• [DO THIS]: Please copy out every line of the records below, word for word, keeping each in its original order.

• [DATA FOR PROCESSING]:
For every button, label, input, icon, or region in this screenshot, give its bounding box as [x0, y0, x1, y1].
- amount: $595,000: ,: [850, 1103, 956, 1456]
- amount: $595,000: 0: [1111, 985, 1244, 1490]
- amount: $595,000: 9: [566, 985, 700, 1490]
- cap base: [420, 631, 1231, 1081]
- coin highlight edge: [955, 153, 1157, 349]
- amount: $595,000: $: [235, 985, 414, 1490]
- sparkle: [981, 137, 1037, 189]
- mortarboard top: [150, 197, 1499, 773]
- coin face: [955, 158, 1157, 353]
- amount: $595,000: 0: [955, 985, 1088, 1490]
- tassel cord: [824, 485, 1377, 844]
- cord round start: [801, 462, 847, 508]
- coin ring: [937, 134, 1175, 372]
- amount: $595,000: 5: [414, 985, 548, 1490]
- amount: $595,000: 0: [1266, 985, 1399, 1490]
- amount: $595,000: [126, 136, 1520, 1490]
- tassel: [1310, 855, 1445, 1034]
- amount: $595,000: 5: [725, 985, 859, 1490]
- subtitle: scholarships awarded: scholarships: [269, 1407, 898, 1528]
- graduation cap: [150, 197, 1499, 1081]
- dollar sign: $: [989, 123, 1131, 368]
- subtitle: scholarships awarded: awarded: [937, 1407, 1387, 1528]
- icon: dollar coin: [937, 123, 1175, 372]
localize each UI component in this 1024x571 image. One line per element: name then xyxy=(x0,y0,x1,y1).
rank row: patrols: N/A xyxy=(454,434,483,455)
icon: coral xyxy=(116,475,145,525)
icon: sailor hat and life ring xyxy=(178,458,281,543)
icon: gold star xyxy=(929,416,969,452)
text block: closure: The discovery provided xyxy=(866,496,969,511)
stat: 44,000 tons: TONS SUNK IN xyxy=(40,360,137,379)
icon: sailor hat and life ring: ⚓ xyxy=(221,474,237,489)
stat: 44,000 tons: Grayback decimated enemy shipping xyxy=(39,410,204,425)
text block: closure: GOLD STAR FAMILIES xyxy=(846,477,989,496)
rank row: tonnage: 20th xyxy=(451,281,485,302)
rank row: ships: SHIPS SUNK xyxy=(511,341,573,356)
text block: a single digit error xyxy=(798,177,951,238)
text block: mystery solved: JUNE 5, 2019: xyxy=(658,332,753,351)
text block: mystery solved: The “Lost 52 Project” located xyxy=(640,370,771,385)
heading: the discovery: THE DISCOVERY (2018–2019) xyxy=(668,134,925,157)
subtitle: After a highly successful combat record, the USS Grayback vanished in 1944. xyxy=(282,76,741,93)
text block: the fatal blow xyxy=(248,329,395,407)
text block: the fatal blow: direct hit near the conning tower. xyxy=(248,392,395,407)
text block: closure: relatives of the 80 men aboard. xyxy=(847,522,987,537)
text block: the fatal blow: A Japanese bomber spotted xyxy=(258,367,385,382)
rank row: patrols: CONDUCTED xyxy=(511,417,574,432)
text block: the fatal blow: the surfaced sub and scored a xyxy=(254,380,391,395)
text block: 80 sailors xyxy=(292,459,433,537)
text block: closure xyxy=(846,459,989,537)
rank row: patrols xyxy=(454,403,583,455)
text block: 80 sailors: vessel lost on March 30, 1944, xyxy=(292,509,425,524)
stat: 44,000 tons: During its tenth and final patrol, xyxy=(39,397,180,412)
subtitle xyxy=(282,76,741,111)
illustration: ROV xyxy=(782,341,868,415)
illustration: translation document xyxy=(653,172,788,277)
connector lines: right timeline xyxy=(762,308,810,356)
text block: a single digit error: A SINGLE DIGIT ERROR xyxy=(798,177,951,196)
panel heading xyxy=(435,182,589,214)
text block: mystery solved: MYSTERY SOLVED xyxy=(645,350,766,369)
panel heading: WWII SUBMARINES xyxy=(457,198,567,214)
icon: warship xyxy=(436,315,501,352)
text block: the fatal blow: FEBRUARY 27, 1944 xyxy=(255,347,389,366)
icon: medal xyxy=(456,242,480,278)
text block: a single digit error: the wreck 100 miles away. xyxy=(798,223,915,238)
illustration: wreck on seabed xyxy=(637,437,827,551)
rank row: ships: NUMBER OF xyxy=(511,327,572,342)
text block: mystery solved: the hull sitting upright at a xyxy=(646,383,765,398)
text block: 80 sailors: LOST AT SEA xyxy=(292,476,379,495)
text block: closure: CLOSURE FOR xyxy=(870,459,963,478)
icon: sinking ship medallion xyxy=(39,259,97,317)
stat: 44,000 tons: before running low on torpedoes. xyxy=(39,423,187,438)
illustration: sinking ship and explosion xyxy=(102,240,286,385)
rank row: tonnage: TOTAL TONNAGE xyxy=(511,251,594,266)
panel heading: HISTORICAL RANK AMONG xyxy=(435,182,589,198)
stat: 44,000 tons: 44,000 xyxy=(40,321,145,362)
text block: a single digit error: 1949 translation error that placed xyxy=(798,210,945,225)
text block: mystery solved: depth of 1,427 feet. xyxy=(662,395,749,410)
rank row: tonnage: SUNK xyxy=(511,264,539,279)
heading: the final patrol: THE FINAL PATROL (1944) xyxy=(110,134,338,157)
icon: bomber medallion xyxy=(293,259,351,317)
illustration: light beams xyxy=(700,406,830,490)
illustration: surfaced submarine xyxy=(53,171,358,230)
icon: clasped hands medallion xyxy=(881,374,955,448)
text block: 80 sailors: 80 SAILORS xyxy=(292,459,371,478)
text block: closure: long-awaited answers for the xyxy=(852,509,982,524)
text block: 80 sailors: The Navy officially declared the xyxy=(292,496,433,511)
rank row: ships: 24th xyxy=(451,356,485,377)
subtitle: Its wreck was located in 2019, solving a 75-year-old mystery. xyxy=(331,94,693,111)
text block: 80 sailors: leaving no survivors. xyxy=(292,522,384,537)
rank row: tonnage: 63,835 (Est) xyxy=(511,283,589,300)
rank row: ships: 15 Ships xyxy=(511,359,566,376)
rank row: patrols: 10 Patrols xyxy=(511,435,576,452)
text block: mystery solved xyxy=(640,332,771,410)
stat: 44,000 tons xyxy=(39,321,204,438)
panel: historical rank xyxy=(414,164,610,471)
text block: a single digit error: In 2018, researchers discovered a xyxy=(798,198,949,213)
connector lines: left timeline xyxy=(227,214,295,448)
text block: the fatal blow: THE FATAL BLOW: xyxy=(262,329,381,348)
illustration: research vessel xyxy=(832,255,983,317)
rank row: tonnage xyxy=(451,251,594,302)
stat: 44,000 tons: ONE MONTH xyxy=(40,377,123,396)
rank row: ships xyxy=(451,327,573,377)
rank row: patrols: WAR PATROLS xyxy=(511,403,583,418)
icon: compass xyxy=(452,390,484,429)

• [WRITTEN RESPONSE]:
For every button, label, input, icon, or region in this screenshot, give its bounding box as [x0, y0, x1, y1].
- amount: $595,000: ,: [850, 1103, 956, 1456]
- amount: $595,000: 0: [1111, 985, 1244, 1490]
- amount: $595,000: 9: [566, 985, 700, 1490]
- cap base: [420, 631, 1231, 1081]
- coin highlight edge: [955, 153, 1157, 349]
- amount: $595,000: $: [235, 985, 414, 1490]
- sparkle: [981, 137, 1037, 189]
- mortarboard top: [150, 197, 1499, 773]
- coin face: [955, 158, 1157, 353]
- amount: $595,000: 0: [955, 985, 1088, 1490]
- tassel cord: [824, 485, 1377, 844]
- cord round start: [801, 462, 847, 508]
- coin ring: [937, 134, 1175, 372]
- amount: $595,000: 5: [414, 985, 548, 1490]
- amount: $595,000: 0: [1266, 985, 1399, 1490]
- amount: $595,000: [126, 136, 1520, 1490]
- tassel: [1310, 855, 1445, 1034]
- amount: $595,000: 5: [725, 985, 859, 1490]
- subtitle: scholarships awarded: scholarships: [269, 1407, 898, 1528]
- graduation cap: [150, 197, 1499, 1081]
- dollar sign: $: [989, 123, 1131, 368]
- subtitle: scholarships awarded: awarded: [937, 1407, 1387, 1528]
- icon: dollar coin: [937, 123, 1175, 372]
localize each UI component in this 1024x571 image. One line per element: name then xyxy=(x0,y0,x1,y1).
rank row: patrols: N/A xyxy=(454,434,483,455)
icon: coral xyxy=(116,475,145,525)
icon: sailor hat and life ring xyxy=(178,458,281,543)
icon: gold star xyxy=(929,416,969,452)
text block: closure: The discovery provided xyxy=(866,496,969,511)
stat: 44,000 tons: TONS SUNK IN xyxy=(40,360,137,379)
icon: sailor hat and life ring: ⚓ xyxy=(221,474,237,489)
stat: 44,000 tons: Grayback decimated enemy shipping xyxy=(39,410,204,425)
text block: closure: GOLD STAR FAMILIES xyxy=(846,477,989,496)
rank row: tonnage: 20th xyxy=(451,281,485,302)
rank row: ships: SHIPS SUNK xyxy=(511,341,573,356)
text block: a single digit error xyxy=(798,177,951,238)
text block: mystery solved: JUNE 5, 2019: xyxy=(658,332,753,351)
text block: mystery solved: The “Lost 52 Project” located xyxy=(640,370,771,385)
heading: the discovery: THE DISCOVERY (2018–2019) xyxy=(668,134,925,157)
subtitle: After a highly successful combat record, the USS Grayback vanished in 1944. xyxy=(282,76,741,93)
text block: the fatal blow xyxy=(248,329,395,407)
text block: the fatal blow: direct hit near the conning tower. xyxy=(248,392,395,407)
text block: closure: relatives of the 80 men aboard. xyxy=(847,522,987,537)
text block: the fatal blow: A Japanese bomber spotted xyxy=(258,367,385,382)
rank row: patrols: CONDUCTED xyxy=(511,417,574,432)
text block: the fatal blow: the surfaced sub and scored a xyxy=(254,380,391,395)
text block: 80 sailors xyxy=(292,459,433,537)
text block: closure xyxy=(846,459,989,537)
rank row: patrols xyxy=(454,403,583,455)
text block: 80 sailors: vessel lost on March 30, 1944, xyxy=(292,509,425,524)
stat: 44,000 tons: During its tenth and final patrol, xyxy=(39,397,180,412)
subtitle xyxy=(282,76,741,111)
illustration: ROV xyxy=(782,341,868,415)
illustration: translation document xyxy=(653,172,788,277)
connector lines: right timeline xyxy=(762,308,810,356)
text block: a single digit error: A SINGLE DIGIT ERROR xyxy=(798,177,951,196)
panel heading xyxy=(435,182,589,214)
text block: mystery solved: MYSTERY SOLVED xyxy=(645,350,766,369)
panel heading: WWII SUBMARINES xyxy=(457,198,567,214)
icon: warship xyxy=(436,315,501,352)
text block: the fatal blow: FEBRUARY 27, 1944 xyxy=(255,347,389,366)
icon: medal xyxy=(456,242,480,278)
text block: a single digit error: the wreck 100 miles away. xyxy=(798,223,915,238)
illustration: wreck on seabed xyxy=(637,437,827,551)
rank row: ships: NUMBER OF xyxy=(511,327,572,342)
text block: mystery solved: the hull sitting upright at a xyxy=(646,383,765,398)
text block: 80 sailors: LOST AT SEA xyxy=(292,476,379,495)
text block: closure: CLOSURE FOR xyxy=(870,459,963,478)
icon: sinking ship medallion xyxy=(39,259,97,317)
stat: 44,000 tons: before running low on torpedoes. xyxy=(39,423,187,438)
illustration: sinking ship and explosion xyxy=(102,240,286,385)
rank row: tonnage: TOTAL TONNAGE xyxy=(511,251,594,266)
panel heading: HISTORICAL RANK AMONG xyxy=(435,182,589,198)
stat: 44,000 tons: 44,000 xyxy=(40,321,145,362)
text block: a single digit error: 1949 translation error that placed xyxy=(798,210,945,225)
text block: mystery solved: depth of 1,427 feet. xyxy=(662,395,749,410)
rank row: tonnage: SUNK xyxy=(511,264,539,279)
heading: the final patrol: THE FINAL PATROL (1944) xyxy=(110,134,338,157)
icon: bomber medallion xyxy=(293,259,351,317)
illustration: light beams xyxy=(700,406,830,490)
illustration: surfaced submarine xyxy=(53,171,358,230)
icon: clasped hands medallion xyxy=(881,374,955,448)
text block: 80 sailors: 80 SAILORS xyxy=(292,459,371,478)
text block: closure: long-awaited answers for the xyxy=(852,509,982,524)
text block: 80 sailors: The Navy officially declared the xyxy=(292,496,433,511)
rank row: ships: 24th xyxy=(451,356,485,377)
subtitle: Its wreck was located in 2019, solving a 75-year-old mystery. xyxy=(331,94,693,111)
text block: 80 sailors: leaving no survivors. xyxy=(292,522,384,537)
rank row: tonnage: 63,835 (Est) xyxy=(511,283,589,300)
rank row: ships: 15 Ships xyxy=(511,359,566,376)
rank row: patrols: 10 Patrols xyxy=(511,435,576,452)
text block: mystery solved xyxy=(640,332,771,410)
stat: 44,000 tons xyxy=(39,321,204,438)
panel: historical rank xyxy=(414,164,610,471)
text block: a single digit error: In 2018, researchers discovered a xyxy=(798,198,949,213)
connector lines: left timeline xyxy=(227,214,295,448)
text block: the fatal blow: THE FATAL BLOW: xyxy=(262,329,381,348)
illustration: research vessel xyxy=(832,255,983,317)
rank row: tonnage xyxy=(451,251,594,302)
stat: 44,000 tons: ONE MONTH xyxy=(40,377,123,396)
rank row: ships xyxy=(451,327,573,377)
rank row: patrols: WAR PATROLS xyxy=(511,403,583,418)
icon: compass xyxy=(452,390,484,429)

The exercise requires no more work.